- [Work to be completed]
Don't copy the pictures; return every other part of the records exactly.
** BEGIN **
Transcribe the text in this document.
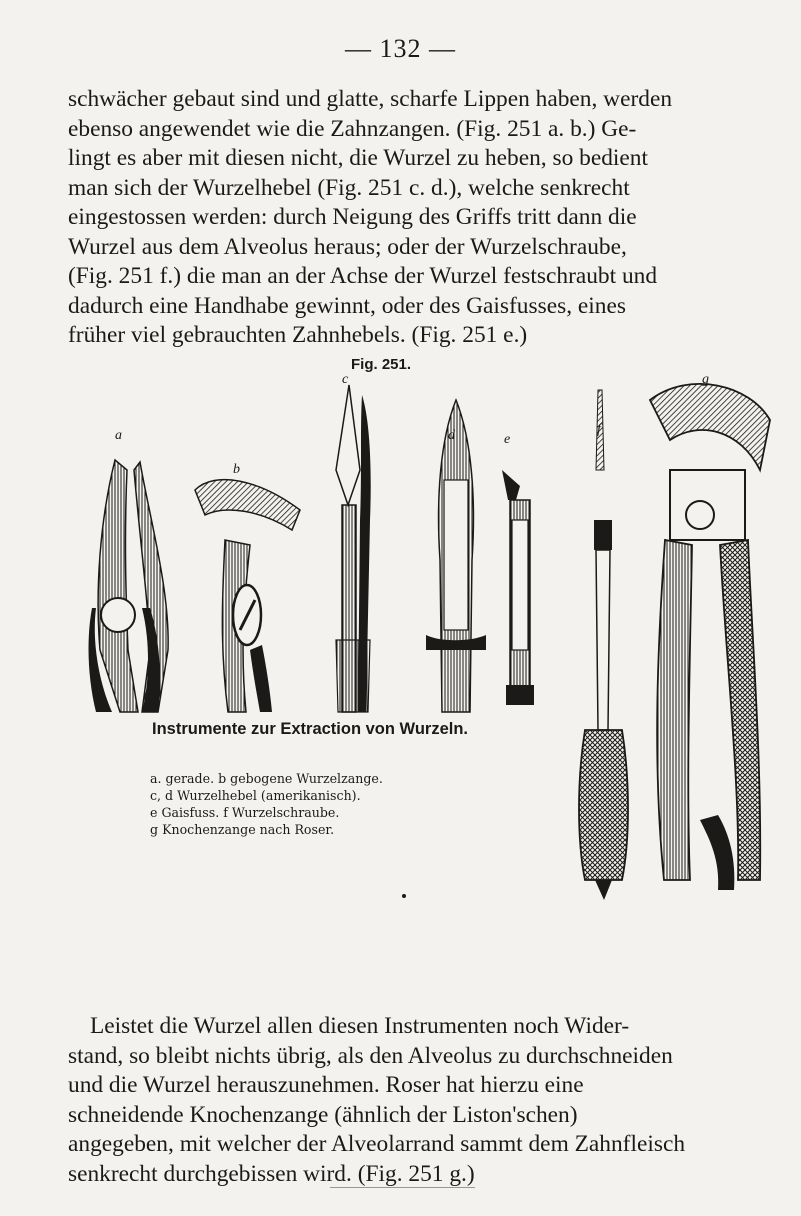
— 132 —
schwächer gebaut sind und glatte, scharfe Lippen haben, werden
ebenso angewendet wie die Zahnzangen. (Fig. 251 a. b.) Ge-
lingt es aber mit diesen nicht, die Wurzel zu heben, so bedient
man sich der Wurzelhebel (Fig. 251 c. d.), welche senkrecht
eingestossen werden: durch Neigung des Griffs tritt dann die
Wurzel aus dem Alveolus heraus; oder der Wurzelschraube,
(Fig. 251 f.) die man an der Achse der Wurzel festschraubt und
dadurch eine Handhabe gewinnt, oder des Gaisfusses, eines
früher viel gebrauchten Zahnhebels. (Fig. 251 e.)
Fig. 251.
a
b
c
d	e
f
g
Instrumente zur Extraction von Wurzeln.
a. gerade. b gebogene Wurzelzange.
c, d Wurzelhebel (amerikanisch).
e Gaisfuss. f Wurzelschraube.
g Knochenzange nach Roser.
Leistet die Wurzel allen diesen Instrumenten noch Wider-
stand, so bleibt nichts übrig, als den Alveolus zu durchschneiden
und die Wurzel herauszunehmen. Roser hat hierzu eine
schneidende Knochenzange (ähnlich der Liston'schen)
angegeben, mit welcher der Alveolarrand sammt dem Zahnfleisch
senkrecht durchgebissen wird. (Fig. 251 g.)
** END **
- [Written reply]
Transcribe the text in this document.
— 132 —
schwächer gebaut sind und glatte, scharfe Lippen haben, werden
ebenso angewendet wie die Zahnzangen. (Fig. 251 a. b.) Ge-
lingt es aber mit diesen nicht, die Wurzel zu heben, so bedient
man sich der Wurzelhebel (Fig. 251 c. d.), welche senkrecht
eingestossen werden: durch Neigung des Griffs tritt dann die
Wurzel aus dem Alveolus heraus; oder der Wurzelschraube,
(Fig. 251 f.) die man an der Achse der Wurzel festschraubt und
dadurch eine Handhabe gewinnt, oder des Gaisfusses, eines
früher viel gebrauchten Zahnhebels. (Fig. 251 e.)
Fig. 251.
a
b
c
d	e
f
g
Instrumente zur Extraction von Wurzeln.
a. gerade. b gebogene Wurzelzange.
c, d Wurzelhebel (amerikanisch).
e Gaisfuss. f Wurzelschraube.
g Knochenzange nach Roser.
Leistet die Wurzel allen diesen Instrumenten noch Wider-
stand, so bleibt nichts übrig, als den Alveolus zu durchschneiden
und die Wurzel herauszunehmen. Roser hat hierzu eine
schneidende Knochenzange (ähnlich der Liston'schen)
angegeben, mit welcher der Alveolarrand sammt dem Zahnfleisch
senkrecht durchgebissen wird. (Fig. 251 g.)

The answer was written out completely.